▼

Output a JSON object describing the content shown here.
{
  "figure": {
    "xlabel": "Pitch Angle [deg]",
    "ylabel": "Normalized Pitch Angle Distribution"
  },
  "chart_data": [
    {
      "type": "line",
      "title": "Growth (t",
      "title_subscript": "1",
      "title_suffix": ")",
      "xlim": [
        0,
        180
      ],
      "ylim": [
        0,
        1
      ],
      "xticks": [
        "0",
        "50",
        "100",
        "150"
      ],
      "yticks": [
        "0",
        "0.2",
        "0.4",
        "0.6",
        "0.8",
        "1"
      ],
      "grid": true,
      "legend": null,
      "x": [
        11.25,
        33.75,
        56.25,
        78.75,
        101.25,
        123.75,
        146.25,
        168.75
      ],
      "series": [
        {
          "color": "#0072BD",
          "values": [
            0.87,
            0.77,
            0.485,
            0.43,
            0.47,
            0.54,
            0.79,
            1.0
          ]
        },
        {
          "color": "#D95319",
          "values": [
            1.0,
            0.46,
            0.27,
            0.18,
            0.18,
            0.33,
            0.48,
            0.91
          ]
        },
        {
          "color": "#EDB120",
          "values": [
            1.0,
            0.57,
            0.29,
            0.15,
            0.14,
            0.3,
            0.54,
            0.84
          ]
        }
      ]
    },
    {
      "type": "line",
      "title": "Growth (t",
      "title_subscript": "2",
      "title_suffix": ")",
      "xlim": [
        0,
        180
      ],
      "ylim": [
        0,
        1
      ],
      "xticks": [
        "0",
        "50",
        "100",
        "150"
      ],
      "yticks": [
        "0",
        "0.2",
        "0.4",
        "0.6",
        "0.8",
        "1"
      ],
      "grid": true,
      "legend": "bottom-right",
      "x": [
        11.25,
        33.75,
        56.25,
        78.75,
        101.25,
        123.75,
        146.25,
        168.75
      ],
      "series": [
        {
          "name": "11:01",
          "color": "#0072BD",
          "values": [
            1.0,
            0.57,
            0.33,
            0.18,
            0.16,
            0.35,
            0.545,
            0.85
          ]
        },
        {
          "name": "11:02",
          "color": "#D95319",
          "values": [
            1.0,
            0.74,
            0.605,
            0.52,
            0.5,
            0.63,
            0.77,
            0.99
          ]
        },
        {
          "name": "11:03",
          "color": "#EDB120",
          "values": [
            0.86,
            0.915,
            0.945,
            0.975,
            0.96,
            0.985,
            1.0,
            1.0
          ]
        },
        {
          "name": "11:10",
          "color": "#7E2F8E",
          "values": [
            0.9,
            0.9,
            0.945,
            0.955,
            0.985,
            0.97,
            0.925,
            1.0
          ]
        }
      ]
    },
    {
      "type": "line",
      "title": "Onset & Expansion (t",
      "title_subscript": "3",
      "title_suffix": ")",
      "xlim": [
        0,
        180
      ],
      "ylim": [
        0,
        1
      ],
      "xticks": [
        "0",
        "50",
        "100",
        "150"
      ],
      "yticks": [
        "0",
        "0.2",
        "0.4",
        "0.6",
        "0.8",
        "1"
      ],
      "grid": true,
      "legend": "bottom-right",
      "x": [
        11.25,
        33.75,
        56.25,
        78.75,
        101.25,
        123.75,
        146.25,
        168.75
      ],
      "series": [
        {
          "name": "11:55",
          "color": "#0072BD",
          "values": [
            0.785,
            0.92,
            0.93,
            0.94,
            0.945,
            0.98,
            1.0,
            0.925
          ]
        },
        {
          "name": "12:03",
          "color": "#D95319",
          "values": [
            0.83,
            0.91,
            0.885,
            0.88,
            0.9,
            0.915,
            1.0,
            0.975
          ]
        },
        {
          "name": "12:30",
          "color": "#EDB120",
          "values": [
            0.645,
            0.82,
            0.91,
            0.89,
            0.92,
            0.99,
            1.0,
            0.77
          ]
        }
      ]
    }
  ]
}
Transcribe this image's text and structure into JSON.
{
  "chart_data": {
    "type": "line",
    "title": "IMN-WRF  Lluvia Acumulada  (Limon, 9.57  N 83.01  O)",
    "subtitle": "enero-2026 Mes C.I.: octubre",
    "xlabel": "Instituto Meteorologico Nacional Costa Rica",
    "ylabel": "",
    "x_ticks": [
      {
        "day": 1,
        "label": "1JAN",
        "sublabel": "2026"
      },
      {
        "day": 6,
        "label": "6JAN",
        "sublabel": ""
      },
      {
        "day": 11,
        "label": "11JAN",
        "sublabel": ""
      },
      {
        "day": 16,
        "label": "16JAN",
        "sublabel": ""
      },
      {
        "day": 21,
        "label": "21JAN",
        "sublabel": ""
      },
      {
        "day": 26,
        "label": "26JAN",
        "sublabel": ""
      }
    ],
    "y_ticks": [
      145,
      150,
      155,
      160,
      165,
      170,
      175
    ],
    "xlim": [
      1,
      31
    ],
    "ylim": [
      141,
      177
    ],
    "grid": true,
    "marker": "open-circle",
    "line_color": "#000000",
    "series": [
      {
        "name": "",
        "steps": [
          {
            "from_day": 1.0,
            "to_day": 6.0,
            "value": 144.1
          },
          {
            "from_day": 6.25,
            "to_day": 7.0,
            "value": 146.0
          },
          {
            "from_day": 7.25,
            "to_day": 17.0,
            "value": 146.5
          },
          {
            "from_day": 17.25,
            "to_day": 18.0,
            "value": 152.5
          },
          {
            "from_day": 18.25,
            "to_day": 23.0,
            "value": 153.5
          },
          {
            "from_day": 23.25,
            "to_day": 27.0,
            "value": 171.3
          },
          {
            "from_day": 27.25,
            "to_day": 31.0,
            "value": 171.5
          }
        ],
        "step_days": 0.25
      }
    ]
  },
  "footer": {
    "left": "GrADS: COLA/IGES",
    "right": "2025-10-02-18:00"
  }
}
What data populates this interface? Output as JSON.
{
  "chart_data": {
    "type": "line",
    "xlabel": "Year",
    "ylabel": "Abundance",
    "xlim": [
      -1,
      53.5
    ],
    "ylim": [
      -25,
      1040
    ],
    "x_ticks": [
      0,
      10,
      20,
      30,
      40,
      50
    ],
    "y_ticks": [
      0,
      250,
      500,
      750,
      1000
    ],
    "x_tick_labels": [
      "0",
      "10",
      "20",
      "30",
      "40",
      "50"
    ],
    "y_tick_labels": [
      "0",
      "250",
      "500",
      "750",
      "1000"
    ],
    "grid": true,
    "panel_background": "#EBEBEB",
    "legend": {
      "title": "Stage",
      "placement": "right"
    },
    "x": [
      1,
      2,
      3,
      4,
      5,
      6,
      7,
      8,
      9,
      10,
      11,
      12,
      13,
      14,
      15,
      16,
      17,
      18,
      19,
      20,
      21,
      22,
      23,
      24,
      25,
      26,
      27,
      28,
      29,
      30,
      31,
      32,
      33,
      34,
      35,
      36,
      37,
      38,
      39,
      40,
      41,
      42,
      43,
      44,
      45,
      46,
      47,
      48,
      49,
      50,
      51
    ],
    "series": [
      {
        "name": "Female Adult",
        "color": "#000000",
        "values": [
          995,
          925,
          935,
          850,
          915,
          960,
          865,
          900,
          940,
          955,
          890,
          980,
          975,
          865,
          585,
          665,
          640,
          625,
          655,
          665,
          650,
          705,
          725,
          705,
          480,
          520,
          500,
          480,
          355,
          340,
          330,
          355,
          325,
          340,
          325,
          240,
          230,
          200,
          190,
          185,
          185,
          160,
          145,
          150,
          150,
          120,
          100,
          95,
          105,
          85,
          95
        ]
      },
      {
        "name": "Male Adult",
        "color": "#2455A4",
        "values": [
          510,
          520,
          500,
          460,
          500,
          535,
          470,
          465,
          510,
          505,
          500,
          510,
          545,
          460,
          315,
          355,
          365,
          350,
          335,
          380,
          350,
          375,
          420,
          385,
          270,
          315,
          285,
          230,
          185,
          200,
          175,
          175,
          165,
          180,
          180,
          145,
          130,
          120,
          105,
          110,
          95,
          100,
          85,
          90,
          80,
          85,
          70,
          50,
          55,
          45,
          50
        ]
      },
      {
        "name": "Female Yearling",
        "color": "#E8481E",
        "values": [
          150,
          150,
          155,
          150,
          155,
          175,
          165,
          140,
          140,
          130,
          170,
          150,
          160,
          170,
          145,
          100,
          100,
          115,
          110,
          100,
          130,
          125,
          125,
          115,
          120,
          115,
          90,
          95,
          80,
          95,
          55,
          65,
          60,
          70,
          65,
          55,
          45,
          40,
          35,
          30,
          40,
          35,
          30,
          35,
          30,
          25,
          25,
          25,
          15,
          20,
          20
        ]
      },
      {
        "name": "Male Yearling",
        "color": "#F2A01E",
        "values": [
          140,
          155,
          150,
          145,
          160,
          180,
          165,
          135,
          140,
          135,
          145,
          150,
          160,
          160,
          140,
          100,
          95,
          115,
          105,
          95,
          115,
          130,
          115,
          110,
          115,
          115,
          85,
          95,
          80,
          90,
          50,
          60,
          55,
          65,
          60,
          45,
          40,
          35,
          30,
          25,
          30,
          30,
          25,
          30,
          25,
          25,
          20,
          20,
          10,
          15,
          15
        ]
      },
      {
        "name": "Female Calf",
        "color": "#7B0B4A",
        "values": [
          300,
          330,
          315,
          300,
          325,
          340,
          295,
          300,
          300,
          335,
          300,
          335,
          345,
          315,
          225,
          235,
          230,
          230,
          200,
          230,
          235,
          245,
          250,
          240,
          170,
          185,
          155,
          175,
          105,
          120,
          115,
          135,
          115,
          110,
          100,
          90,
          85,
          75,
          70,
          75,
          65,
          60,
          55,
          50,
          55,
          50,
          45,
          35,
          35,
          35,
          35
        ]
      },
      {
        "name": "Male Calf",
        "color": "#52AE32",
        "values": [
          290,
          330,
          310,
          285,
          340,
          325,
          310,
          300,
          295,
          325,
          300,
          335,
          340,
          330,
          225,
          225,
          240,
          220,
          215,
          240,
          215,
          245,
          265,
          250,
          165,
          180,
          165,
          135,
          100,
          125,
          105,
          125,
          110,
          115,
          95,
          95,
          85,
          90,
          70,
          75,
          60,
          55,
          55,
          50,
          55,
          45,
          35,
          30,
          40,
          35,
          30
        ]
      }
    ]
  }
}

▲

▸ EXERCISE GOAL
Copy out each line of the data where the string "ylabel" appears.

▸ COMPLETE OUTPUT
    "ylabel": "Normalized Pitch Angle Distribution"
    "ylabel": "",
    "ylabel": "Abundance",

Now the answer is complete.